* _Data entries_:
**********
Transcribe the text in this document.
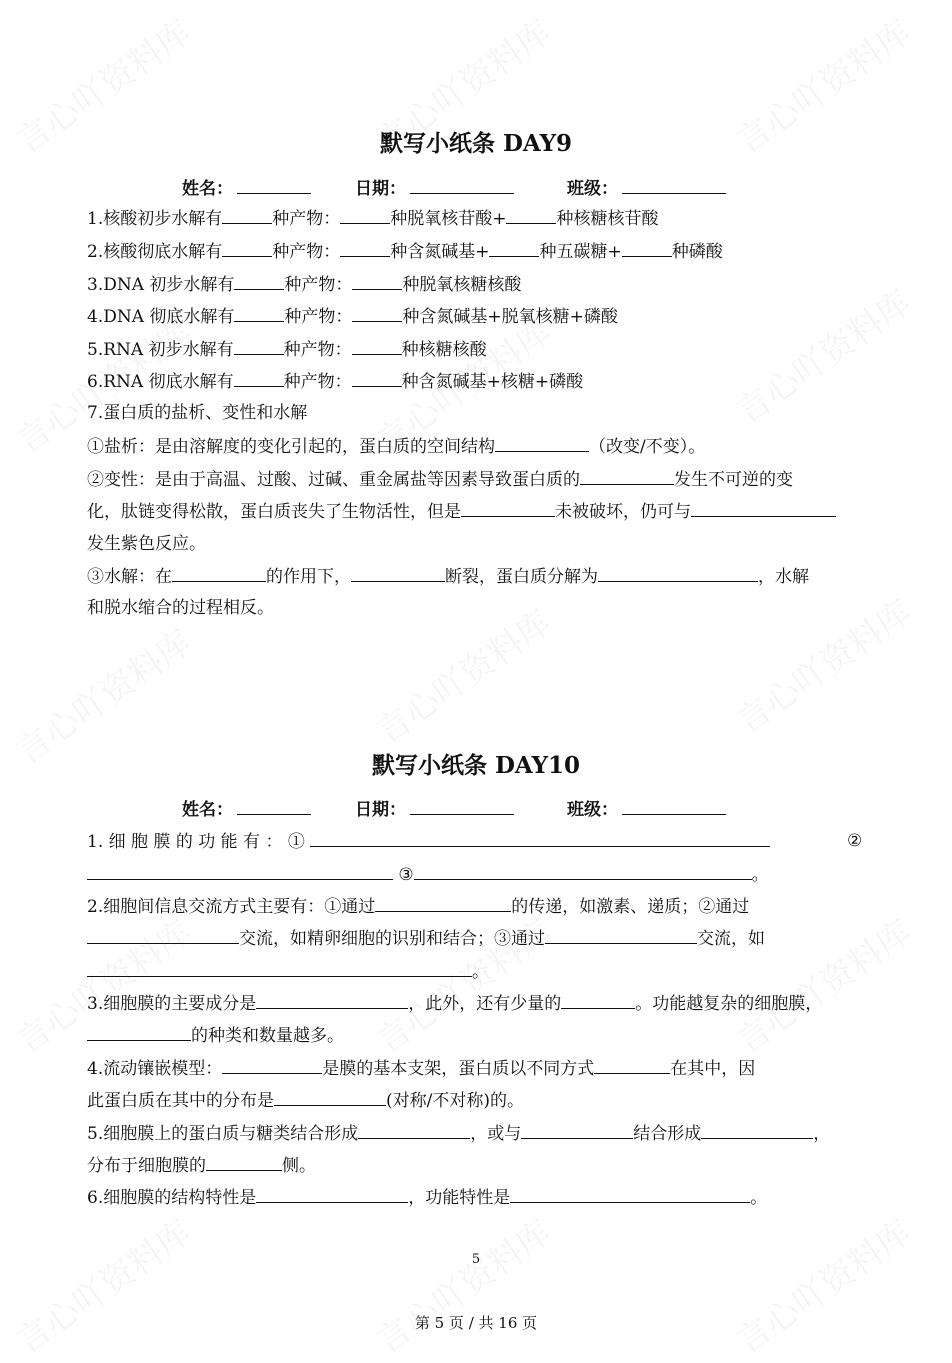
默写小纸条 DAY9
姓名：	日期：	班级：
1.核酸初步水解有	种产物：	种脱氧核苷酸+	种核糖核苷酸
2.核酸彻底水解有	种产物：	种含氮碱基+	种五碳糖+	种磷酸
3.DNA 初步水解有	种产物：	种脱氧核糖核酸
4.DNA 彻底水解有	种产物：	种含氮碱基+脱氧核糖+磷酸
5.RNA 初步水解有	种产物：	种核糖核酸
6.RNA 彻底水解有	种产物：	种含氮碱基+核糖+磷酸
7.蛋白质的盐析、变性和水解
①盐析：是由溶解度的变化引起的，蛋白质的空间结构	（改变/不变）。
②变性：是由于高温、过酸、过碱、重金属盐等因素导致蛋白质的	发生不可逆的变
化，肽链变得松散，蛋白质丧失了生物活性，但是	未被破坏，仍可与
发生紫色反应。
③水解：在	的作用下，	断裂，蛋白质分解为	，水解
和脱水缩合的过程相反。
默写小纸条 DAY10
姓名：	日期：	班级：
1. 细 胞 膜 的 功 能 有 ： ①	②
③	。
2.细胞间信息交流方式主要有：①通过	的传递，如激素、递质；②通过
交流，如精卵细胞的识别和结合；③通过	交流，如
。
3.细胞膜的主要成分是	，此外，还有少量的	。功能越复杂的细胞膜，
的种类和数量越多。
4.流动镶嵌模型：	是膜的基本支架，蛋白质以不同方式	在其中，因
此蛋白质在其中的分布是	(对称/不对称)的。
5.细胞膜上的蛋白质与糖类结合形成	，或与	结合形成	，
分布于细胞膜的	侧。
6.细胞膜的结构特性是	，功能特性是	。
5
第 5 页 / 共 16 页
**********
* _Aim of the task_: Restate the data above word for word. Skip every picture.

* _Reply_:
Transcribe the text in this document.
默写小纸条 DAY9
姓名：	日期：	班级：
1.核酸初步水解有	种产物：	种脱氧核苷酸+	种核糖核苷酸
2.核酸彻底水解有	种产物：	种含氮碱基+	种五碳糖+	种磷酸
3.DNA 初步水解有	种产物：	种脱氧核糖核酸
4.DNA 彻底水解有	种产物：	种含氮碱基+脱氧核糖+磷酸
5.RNA 初步水解有	种产物：	种核糖核酸
6.RNA 彻底水解有	种产物：	种含氮碱基+核糖+磷酸
7.蛋白质的盐析、变性和水解
①盐析：是由溶解度的变化引起的，蛋白质的空间结构	（改变/不变）。
②变性：是由于高温、过酸、过碱、重金属盐等因素导致蛋白质的	发生不可逆的变
化，肽链变得松散，蛋白质丧失了生物活性，但是	未被破坏，仍可与
发生紫色反应。
③水解：在	的作用下，	断裂，蛋白质分解为	，水解
和脱水缩合的过程相反。
默写小纸条 DAY10
姓名：	日期：	班级：
1. 细 胞 膜 的 功 能 有 ： ①	②
③	。
2.细胞间信息交流方式主要有：①通过	的传递，如激素、递质；②通过
交流，如精卵细胞的识别和结合；③通过	交流，如
。
3.细胞膜的主要成分是	，此外，还有少量的	。功能越复杂的细胞膜，
的种类和数量越多。
4.流动镶嵌模型：	是膜的基本支架，蛋白质以不同方式	在其中，因
此蛋白质在其中的分布是	(对称/不对称)的。
5.细胞膜上的蛋白质与糖类结合形成	，或与	结合形成	，
分布于细胞膜的	侧。
6.细胞膜的结构特性是	，功能特性是	。
5
第 5 页 / 共 16 页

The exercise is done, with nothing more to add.